What to work on —
From the entries that follow, list every line in which the string "buttons" appears.

Data records —
──────────────────────────────

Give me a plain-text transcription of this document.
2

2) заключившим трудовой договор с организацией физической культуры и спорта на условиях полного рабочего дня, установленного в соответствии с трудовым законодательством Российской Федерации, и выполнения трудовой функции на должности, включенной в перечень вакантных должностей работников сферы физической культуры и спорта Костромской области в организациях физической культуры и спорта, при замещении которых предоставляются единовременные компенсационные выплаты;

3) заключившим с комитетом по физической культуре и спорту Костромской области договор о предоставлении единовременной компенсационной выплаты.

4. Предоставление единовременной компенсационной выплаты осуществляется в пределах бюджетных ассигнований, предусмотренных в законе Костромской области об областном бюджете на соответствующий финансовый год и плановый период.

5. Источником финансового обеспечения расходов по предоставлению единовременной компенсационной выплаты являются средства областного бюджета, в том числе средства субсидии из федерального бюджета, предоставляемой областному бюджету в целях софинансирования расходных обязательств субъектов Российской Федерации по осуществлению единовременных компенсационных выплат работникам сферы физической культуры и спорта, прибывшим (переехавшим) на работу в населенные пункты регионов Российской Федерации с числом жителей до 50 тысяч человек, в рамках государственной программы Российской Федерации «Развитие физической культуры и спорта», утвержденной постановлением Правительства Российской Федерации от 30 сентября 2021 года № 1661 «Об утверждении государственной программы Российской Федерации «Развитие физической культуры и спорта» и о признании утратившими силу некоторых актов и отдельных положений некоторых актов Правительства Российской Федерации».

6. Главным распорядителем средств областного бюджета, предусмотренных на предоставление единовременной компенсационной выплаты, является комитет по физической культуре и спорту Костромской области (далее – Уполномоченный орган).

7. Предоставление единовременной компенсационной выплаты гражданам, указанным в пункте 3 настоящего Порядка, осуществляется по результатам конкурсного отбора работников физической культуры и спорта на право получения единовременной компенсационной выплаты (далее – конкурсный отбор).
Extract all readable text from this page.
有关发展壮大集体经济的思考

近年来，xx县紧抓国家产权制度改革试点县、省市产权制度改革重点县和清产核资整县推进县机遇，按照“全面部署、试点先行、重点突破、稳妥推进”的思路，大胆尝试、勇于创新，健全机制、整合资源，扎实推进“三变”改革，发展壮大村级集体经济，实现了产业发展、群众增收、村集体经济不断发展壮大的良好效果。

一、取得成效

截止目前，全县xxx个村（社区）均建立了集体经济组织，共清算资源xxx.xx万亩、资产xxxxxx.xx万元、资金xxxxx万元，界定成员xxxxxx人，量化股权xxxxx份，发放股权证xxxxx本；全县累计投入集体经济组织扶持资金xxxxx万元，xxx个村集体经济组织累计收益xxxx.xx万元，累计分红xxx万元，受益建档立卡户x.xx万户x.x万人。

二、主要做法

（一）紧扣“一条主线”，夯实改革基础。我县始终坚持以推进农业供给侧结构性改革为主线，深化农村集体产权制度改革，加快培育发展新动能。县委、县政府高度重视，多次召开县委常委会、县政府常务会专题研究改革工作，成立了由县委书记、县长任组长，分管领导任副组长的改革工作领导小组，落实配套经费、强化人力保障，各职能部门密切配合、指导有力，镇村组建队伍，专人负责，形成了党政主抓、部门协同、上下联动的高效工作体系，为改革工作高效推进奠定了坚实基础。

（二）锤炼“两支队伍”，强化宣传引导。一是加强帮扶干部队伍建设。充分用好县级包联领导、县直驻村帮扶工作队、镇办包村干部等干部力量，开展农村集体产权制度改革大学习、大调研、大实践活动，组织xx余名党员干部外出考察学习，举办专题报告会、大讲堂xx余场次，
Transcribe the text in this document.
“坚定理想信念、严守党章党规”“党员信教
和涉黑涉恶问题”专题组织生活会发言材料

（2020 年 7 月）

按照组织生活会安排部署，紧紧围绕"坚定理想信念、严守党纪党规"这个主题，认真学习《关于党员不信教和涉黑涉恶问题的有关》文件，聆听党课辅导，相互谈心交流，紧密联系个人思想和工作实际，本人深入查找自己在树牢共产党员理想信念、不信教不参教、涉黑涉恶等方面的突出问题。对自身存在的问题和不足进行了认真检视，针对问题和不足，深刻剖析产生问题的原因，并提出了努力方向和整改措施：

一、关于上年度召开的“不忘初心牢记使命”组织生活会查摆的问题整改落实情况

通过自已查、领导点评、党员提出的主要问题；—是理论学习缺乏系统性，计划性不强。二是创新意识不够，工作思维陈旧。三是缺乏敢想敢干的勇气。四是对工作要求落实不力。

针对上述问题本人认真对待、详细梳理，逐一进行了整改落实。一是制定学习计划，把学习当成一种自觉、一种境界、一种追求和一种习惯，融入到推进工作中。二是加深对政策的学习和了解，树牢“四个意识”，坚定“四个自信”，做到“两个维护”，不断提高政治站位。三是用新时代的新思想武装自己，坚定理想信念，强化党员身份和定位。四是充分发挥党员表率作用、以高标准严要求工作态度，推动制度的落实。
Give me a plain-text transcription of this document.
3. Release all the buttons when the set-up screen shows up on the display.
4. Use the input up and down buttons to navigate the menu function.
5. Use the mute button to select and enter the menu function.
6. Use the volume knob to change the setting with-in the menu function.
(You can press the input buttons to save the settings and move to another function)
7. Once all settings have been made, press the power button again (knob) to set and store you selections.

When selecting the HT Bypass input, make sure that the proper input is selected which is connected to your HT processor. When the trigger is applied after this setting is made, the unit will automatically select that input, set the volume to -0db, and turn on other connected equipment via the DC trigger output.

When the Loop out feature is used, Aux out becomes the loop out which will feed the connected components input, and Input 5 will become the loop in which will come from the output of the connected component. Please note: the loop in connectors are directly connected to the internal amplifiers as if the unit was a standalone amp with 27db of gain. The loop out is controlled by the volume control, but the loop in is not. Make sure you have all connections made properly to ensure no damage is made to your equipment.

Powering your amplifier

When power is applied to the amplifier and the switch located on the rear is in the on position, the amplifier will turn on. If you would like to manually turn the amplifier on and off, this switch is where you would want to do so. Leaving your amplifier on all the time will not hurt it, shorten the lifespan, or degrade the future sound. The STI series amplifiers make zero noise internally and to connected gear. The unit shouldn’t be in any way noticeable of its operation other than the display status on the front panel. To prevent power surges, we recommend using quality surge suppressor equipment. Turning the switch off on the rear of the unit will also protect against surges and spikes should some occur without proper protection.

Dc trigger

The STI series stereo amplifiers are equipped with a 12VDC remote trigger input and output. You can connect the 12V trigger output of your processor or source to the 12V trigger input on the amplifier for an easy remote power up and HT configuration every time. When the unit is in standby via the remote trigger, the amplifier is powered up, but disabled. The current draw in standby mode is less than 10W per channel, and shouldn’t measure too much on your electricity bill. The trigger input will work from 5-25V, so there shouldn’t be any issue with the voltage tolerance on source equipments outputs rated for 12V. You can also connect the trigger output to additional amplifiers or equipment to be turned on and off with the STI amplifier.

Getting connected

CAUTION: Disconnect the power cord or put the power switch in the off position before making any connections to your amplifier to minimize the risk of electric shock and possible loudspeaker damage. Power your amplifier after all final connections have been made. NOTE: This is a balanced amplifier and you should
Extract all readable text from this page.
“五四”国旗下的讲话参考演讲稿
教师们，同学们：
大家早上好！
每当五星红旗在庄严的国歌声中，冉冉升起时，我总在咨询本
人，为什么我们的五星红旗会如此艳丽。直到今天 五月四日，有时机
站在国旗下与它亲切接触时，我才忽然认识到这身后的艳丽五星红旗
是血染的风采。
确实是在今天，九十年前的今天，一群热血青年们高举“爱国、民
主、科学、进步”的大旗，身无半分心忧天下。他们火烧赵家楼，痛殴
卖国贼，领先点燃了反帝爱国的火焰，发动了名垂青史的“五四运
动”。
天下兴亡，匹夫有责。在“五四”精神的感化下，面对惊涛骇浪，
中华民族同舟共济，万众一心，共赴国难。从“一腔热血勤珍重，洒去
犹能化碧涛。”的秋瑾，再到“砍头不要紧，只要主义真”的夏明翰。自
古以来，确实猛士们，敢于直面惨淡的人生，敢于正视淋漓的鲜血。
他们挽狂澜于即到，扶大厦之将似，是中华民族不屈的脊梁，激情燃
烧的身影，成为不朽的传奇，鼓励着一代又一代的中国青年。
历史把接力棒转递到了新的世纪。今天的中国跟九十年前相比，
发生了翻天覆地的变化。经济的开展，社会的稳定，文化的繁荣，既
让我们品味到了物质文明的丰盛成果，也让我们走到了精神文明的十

──────────────────────────────

Written response —
3. Release all the buttons when the set-up screen shows up on the display.
4. Use the input up and down buttons to navigate the menu function.
(You can press the input buttons to save the settings and move to another function)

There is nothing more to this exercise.